Scan the records and identify every line in which the string "отходов" occurs, then return those lines.

= = = = = = =

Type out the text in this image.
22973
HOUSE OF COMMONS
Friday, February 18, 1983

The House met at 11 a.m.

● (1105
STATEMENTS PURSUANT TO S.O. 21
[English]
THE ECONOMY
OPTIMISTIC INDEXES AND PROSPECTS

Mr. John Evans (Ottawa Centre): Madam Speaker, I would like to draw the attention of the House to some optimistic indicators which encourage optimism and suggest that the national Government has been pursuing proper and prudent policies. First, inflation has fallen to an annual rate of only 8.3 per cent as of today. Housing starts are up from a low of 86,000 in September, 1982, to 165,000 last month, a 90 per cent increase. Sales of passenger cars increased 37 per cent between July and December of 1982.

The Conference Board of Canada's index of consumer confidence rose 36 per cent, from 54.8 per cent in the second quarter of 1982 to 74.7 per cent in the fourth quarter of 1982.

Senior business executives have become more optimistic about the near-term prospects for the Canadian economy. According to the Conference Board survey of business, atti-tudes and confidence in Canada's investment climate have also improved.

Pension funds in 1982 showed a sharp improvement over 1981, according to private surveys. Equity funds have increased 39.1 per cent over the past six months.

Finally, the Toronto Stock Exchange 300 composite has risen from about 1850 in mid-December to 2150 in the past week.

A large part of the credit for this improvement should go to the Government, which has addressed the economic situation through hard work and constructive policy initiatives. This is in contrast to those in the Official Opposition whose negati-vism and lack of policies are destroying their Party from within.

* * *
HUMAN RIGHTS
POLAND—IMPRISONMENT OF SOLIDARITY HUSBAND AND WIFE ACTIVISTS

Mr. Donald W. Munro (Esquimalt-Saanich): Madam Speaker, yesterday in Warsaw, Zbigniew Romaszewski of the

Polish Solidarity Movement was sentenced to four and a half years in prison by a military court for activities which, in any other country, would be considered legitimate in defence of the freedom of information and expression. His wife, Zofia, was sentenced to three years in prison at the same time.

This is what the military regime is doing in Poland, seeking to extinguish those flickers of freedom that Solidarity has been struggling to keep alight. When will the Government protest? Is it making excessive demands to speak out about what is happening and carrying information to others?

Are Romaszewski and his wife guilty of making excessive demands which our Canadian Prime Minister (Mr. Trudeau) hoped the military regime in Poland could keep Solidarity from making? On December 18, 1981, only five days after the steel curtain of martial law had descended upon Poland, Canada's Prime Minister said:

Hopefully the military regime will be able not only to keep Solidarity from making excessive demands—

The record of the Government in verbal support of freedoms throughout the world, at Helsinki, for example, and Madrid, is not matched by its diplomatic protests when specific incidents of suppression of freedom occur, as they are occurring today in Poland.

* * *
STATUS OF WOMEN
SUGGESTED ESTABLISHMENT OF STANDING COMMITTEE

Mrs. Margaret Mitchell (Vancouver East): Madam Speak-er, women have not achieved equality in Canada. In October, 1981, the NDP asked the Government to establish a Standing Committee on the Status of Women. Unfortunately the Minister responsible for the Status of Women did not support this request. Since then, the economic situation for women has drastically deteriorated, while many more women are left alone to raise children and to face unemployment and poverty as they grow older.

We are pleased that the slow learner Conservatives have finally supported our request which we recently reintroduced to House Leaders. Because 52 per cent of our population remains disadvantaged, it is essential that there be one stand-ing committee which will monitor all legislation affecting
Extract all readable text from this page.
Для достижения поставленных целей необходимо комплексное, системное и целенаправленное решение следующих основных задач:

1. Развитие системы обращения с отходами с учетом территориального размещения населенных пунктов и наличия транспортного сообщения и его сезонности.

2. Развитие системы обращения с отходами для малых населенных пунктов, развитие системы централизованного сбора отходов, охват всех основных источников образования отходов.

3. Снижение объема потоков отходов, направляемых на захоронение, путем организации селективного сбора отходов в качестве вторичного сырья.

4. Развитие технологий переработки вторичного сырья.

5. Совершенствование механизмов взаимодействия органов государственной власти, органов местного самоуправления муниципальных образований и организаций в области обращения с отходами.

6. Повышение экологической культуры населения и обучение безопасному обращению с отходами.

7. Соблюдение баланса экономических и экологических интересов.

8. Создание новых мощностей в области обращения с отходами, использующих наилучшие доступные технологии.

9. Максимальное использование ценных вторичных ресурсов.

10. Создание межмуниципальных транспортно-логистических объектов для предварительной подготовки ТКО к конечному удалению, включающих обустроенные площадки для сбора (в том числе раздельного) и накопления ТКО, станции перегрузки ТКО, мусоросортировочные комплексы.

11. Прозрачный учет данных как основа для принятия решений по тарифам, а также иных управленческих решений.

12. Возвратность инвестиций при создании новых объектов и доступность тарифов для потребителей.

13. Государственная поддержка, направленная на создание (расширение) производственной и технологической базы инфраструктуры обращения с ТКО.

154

= = = = = = =

:: RESULT OF THIS TASK ::
2. Развитие системы обращения с отходами для малых населенных пунктов, развитие системы централизованного сбора отходов, охват всех основных источников образования отходов.
3. Снижение объема потоков отходов, направляемых на захоронение, путем организации селективного сбора отходов в качестве вторичного сырья.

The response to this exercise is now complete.